#### PROVIDED ENTRIES:
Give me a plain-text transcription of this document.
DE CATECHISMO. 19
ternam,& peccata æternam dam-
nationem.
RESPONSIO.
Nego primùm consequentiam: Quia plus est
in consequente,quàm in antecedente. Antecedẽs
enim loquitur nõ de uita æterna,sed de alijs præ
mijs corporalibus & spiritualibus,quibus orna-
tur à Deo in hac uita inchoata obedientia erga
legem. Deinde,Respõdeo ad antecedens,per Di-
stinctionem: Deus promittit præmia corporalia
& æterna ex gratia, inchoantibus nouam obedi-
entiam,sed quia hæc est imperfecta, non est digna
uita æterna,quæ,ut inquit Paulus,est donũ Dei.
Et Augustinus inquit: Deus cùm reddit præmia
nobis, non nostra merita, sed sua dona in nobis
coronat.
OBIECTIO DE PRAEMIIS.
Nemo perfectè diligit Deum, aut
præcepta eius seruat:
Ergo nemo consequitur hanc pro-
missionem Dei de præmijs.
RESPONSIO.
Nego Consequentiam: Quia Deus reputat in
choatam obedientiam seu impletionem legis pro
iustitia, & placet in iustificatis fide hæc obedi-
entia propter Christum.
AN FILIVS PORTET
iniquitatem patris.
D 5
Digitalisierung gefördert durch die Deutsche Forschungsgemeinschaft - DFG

#### WHAT YOU ARE ASKED TO DO:
Output the full listing without altering anything.

#### THE OUTPUT:
Give me a plain-text transcription of this document.
DE CATECHISMO. 19
ternam,& peccata æternam dam-
nationem.
RESPONSIO.
Nego primùm consequentiam: Quia plus est
in consequente,quàm in antecedente. Antecedẽs
enim loquitur nõ de uita æterna,sed de alijs præ
mijs corporalibus & spiritualibus,quibus orna-
tur à Deo in hac uita inchoata obedientia erga
legem. Deinde,Respõdeo ad antecedens,per Di-
stinctionem: Deus promittit præmia corporalia
& æterna ex gratia, inchoantibus nouam obedi-
entiam,sed quia hæc est imperfecta, non est digna
uita æterna,quæ,ut inquit Paulus,est donũ Dei.
Et Augustinus inquit: Deus cùm reddit præmia
nobis, non nostra merita, sed sua dona in nobis
coronat.
OBIECTIO DE PRAEMIIS.
Nemo perfectè diligit Deum, aut
præcepta eius seruat:
Ergo nemo consequitur hanc pro-
missionem Dei de præmijs.
RESPONSIO.
Nego Consequentiam: Quia Deus reputat in
choatam obedientiam seu impletionem legis pro
iustitia, & placet in iustificatis fide hæc obedi-
entia propter Christum.
AN FILIVS PORTET
iniquitatem patris.
D 5
Digitalisierung gefördert durch die Deutsche Forschungsgemeinschaft - DFG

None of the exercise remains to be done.